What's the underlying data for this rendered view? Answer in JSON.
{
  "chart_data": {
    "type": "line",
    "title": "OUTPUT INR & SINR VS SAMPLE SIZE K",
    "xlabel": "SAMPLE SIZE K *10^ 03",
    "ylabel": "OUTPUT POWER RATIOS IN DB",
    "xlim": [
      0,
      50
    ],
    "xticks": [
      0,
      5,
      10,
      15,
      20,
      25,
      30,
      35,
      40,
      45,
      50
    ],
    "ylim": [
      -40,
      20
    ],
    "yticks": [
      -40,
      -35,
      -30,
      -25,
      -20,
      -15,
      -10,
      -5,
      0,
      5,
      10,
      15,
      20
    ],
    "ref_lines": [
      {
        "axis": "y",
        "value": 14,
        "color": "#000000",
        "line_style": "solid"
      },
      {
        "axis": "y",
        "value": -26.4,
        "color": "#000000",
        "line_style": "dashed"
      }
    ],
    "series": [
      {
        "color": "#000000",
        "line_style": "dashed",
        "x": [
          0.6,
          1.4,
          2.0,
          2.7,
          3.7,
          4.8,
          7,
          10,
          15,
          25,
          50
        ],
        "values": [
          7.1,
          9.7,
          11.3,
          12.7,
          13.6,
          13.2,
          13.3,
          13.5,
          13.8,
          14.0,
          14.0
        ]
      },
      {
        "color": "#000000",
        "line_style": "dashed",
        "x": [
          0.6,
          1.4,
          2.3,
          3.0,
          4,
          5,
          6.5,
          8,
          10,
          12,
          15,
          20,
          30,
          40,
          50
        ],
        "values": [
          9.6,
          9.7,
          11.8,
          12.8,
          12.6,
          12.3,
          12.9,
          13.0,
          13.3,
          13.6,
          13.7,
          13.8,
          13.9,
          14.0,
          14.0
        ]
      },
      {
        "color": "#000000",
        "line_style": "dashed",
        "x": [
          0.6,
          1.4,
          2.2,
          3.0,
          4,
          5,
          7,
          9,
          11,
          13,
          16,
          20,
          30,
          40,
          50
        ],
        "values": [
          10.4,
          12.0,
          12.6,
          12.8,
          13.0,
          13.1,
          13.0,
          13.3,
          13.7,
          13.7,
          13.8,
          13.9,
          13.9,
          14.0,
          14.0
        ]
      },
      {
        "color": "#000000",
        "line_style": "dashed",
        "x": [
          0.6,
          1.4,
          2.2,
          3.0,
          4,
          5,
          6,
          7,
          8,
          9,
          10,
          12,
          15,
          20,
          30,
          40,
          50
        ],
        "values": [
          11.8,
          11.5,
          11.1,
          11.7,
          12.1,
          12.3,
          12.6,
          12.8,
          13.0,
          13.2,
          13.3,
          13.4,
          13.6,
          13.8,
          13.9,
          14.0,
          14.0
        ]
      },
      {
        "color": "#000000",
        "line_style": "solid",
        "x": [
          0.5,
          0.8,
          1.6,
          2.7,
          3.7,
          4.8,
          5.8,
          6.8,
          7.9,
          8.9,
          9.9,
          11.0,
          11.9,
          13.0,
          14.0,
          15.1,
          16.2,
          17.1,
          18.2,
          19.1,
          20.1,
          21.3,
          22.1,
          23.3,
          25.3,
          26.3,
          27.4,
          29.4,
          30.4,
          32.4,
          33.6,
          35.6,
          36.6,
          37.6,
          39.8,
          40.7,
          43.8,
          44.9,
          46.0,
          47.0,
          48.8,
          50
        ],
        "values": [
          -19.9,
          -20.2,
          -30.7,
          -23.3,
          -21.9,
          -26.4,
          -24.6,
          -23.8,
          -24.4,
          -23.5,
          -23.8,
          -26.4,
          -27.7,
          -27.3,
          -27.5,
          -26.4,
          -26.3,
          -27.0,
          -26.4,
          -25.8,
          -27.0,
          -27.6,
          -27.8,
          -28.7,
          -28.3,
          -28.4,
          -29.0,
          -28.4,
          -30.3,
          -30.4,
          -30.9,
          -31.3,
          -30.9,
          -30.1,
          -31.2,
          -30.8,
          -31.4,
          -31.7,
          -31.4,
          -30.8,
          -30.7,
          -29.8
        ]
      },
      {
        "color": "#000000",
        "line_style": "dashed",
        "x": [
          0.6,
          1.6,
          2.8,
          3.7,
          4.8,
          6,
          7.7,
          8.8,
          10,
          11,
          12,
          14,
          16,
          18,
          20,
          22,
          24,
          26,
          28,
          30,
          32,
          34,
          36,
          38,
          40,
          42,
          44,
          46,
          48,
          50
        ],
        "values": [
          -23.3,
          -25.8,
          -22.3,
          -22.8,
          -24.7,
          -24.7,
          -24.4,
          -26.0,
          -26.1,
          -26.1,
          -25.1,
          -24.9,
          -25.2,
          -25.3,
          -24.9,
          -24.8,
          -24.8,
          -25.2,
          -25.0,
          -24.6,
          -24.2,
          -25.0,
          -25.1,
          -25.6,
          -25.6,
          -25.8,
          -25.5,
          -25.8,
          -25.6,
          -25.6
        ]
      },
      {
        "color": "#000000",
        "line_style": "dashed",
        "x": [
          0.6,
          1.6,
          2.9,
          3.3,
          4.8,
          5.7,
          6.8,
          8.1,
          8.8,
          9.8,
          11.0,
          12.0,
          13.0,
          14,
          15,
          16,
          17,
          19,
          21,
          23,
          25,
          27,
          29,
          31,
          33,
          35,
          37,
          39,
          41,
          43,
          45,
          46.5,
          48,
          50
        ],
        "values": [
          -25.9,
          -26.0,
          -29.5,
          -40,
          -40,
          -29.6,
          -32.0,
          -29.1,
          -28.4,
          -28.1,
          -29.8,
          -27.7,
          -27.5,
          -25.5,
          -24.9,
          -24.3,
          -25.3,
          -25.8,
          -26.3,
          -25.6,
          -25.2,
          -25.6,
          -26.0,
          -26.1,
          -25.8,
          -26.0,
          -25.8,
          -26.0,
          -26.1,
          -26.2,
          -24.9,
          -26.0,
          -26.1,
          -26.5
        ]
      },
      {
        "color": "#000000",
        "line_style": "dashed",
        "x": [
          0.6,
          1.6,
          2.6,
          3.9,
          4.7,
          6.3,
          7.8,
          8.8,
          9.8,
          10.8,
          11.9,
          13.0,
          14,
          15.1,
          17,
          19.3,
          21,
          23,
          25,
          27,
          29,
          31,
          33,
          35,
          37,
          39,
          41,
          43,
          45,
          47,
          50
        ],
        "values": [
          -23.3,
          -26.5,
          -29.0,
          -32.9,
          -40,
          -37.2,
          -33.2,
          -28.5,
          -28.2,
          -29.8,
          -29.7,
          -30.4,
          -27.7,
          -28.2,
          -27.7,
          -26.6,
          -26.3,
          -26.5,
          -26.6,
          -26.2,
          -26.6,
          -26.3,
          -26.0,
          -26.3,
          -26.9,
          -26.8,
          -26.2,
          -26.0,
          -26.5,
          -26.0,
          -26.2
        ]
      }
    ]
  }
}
^^^^
(What you are asked to do): In the listing, find every line containing the word "OUTPUT" and list it.

(Task result):
    "title": "OUTPUT INR & SINR VS SAMPLE SIZE K",
    "ylabel": "OUTPUT POWER RATIOS IN DB",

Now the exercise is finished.